■ **TASK BRIEF**:
Your task is to print all of the data word for word.

■ **SUPPLIED DATA**:
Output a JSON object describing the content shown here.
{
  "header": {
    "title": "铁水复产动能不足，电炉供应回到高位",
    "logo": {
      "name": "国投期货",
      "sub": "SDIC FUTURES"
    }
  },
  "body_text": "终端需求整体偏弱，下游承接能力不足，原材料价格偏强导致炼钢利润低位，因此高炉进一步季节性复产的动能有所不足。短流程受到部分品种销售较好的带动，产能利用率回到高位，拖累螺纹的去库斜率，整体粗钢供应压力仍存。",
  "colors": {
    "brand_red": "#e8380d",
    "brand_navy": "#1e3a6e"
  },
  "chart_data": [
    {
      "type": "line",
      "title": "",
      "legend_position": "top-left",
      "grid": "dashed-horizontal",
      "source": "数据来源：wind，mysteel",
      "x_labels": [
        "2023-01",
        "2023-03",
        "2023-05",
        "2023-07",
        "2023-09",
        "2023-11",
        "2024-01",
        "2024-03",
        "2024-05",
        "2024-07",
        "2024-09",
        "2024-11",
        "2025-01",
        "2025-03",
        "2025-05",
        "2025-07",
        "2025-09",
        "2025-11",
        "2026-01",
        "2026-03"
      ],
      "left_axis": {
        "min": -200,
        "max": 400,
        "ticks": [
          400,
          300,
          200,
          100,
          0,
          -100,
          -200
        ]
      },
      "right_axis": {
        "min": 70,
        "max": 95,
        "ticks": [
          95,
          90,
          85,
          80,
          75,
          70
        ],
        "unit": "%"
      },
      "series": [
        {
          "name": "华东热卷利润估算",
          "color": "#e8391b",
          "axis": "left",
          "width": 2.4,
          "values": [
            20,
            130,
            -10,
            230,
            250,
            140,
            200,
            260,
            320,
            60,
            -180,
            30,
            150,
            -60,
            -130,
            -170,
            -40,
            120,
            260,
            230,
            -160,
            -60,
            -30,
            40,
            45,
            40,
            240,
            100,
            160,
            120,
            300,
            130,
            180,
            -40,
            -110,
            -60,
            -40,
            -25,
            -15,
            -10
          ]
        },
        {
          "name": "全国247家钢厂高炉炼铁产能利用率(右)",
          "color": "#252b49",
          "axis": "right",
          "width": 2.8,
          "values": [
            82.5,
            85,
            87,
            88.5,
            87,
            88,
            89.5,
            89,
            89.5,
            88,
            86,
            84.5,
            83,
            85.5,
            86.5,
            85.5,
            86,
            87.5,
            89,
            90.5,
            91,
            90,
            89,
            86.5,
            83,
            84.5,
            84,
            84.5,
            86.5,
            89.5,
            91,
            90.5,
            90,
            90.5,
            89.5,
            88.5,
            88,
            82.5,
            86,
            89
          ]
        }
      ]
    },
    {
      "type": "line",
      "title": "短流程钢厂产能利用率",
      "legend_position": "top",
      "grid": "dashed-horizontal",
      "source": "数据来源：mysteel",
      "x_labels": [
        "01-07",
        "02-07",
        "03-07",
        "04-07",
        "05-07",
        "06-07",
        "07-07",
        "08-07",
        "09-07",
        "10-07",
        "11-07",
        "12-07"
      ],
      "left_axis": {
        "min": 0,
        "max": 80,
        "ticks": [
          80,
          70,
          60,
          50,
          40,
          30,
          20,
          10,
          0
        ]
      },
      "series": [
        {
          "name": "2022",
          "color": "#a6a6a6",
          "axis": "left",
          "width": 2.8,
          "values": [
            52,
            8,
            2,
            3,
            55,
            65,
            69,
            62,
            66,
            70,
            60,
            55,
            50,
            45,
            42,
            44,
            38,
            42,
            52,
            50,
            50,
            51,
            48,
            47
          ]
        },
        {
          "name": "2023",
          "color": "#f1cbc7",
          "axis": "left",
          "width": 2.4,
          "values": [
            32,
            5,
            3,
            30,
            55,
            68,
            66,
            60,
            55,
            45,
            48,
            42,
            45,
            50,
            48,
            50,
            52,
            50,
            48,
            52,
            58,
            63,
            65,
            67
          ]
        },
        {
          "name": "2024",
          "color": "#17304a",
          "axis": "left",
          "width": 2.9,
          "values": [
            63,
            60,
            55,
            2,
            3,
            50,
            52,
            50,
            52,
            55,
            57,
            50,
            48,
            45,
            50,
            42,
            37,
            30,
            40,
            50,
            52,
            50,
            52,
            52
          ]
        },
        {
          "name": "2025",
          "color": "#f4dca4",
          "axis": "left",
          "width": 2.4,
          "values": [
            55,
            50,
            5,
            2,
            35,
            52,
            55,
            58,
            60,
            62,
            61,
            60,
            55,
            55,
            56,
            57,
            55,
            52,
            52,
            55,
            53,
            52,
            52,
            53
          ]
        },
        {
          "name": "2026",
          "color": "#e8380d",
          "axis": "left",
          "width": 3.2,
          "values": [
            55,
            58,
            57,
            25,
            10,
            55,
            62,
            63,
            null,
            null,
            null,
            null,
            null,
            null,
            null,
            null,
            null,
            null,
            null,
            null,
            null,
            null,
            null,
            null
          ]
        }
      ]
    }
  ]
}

■ **THE SOLUTION**:
Output a JSON object describing the content shown here.
{
  "header": {
    "title": "铁水复产动能不足，电炉供应回到高位",
    "logo": {
      "name": "国投期货",
      "sub": "SDIC FUTURES"
    }
  },
  "body_text": "终端需求整体偏弱，下游承接能力不足，原材料价格偏强导致炼钢利润低位，因此高炉进一步季节性复产的动能有所不足。短流程受到部分品种销售较好的带动，产能利用率回到高位，拖累螺纹的去库斜率，整体粗钢供应压力仍存。",
  "colors": {
    "brand_red": "#e8380d",
    "brand_navy": "#1e3a6e"
  },
  "chart_data": [
    {
      "type": "line",
      "title": "",
      "legend_position": "top-left",
      "grid": "dashed-horizontal",
      "source": "数据来源：wind，mysteel",
      "x_labels": [
        "2023-01",
        "2023-03",
        "2023-05",
        "2023-07",
        "2023-09",
        "2023-11",
        "2024-01",
        "2024-03",
        "2024-05",
        "2024-07",
        "2024-09",
        "2024-11",
        "2025-01",
        "2025-03",
        "2025-05",
        "2025-07",
        "2025-09",
        "2025-11",
        "2026-01",
        "2026-03"
      ],
      "left_axis": {
        "min": -200,
        "max": 400,
        "ticks": [
          400,
          300,
          200,
          100,
          0,
          -100,
          -200
        ]
      },
      "right_axis": {
        "min": 70,
        "max": 95,
        "ticks": [
          95,
          90,
          85,
          80,
          75,
          70
        ],
        "unit": "%"
      },
      "series": [
        {
          "name": "华东热卷利润估算",
          "color": "#e8391b",
          "axis": "left",
          "width": 2.4,
          "values": [
            20,
            130,
            -10,
            230,
            250,
            140,
            200,
            260,
            320,
            60,
            -180,
            30,
            150,
            -60,
            -130,
            -170,
            -40,
            120,
            260,
            230,
            -160,
            -60,
            -30,
            40,
            45,
            40,
            240,
            100,
            160,
            120,
            300,
            130,
            180,
            -40,
            -110,
            -60,
            -40,
            -25,
            -15,
            -10
          ]
        },
        {
          "name": "全国247家钢厂高炉炼铁产能利用率(右)",
          "color": "#252b49",
          "axis": "right",
          "width": 2.8,
          "values": [
            82.5,
            85,
            87,
            88.5,
            87,
            88,
            89.5,
            89,
            89.5,
            88,
            86,
            84.5,
            83,
            85.5,
            86.5,
            85.5,
            86,
            87.5,
            89,
            90.5,
            91,
            90,
            89,
            86.5,
            83,
            84.5,
            84,
            84.5,
            86.5,
            89.5,
            91,
            90.5,
            90,
            90.5,
            89.5,
            88.5,
            88,
            82.5,
            86,
            89
          ]
        }
      ]
    },
    {
      "type": "line",
      "title": "短流程钢厂产能利用率",
      "legend_position": "top",
      "grid": "dashed-horizontal",
      "source": "数据来源：mysteel",
      "x_labels": [
        "01-07",
        "02-07",
        "03-07",
        "04-07",
        "05-07",
        "06-07",
        "07-07",
        "08-07",
        "09-07",
        "10-07",
        "11-07",
        "12-07"
      ],
      "left_axis": {
        "min": 0,
        "max": 80,
        "ticks": [
          80,
          70,
          60,
          50,
          40,
          30,
          20,
          10,
          0
        ]
      },
      "series": [
        {
          "name": "2022",
          "color": "#a6a6a6",
          "axis": "left",
          "width": 2.8,
          "values": [
            52,
            8,
            2,
            3,
            55,
            65,
            69,
            62,
            66,
            70,
            60,
            55,
            50,
            45,
            42,
            44,
            38,
            42,
            52,
            50,
            50,
            51,
            48,
            47
          ]
        },
        {
          "name": "2023",
          "color": "#f1cbc7",
          "axis": "left",
          "width": 2.4,
          "values": [
            32,
            5,
            3,
            30,
            55,
            68,
            66,
            60,
            55,
            45,
            48,
            42,
            45,
            50,
            48,
            50,
            52,
            50,
            48,
            52,
            58,
            63,
            65,
            67
          ]
        },
        {
          "name": "2024",
          "color": "#17304a",
          "axis": "left",
          "width": 2.9,
          "values": [
            63,
            60,
            55,
            2,
            3,
            50,
            52,
            50,
            52,
            55,
            57,
            50,
            48,
            45,
            50,
            42,
            37,
            30,
            40,
            50,
            52,
            50,
            52,
            52
          ]
        },
        {
          "name": "2025",
          "color": "#f4dca4",
          "axis": "left",
          "width": 2.4,
          "values": [
            55,
            50,
            5,
            2,
            35,
            52,
            55,
            58,
            60,
            62,
            61,
            60,
            55,
            55,
            56,
            57,
            55,
            52,
            52,
            55,
            53,
            52,
            52,
            53
          ]
        },
        {
          "name": "2026",
          "color": "#e8380d",
          "axis": "left",
          "width": 3.2,
          "values": [
            55,
            58,
            57,
            25,
            10,
            55,
            62,
            63,
            null,
            null,
            null,
            null,
            null,
            null,
            null,
            null,
            null,
            null,
            null,
            null,
            null,
            null,
            null,
            null
          ]
        }
      ]
    }
  ]
}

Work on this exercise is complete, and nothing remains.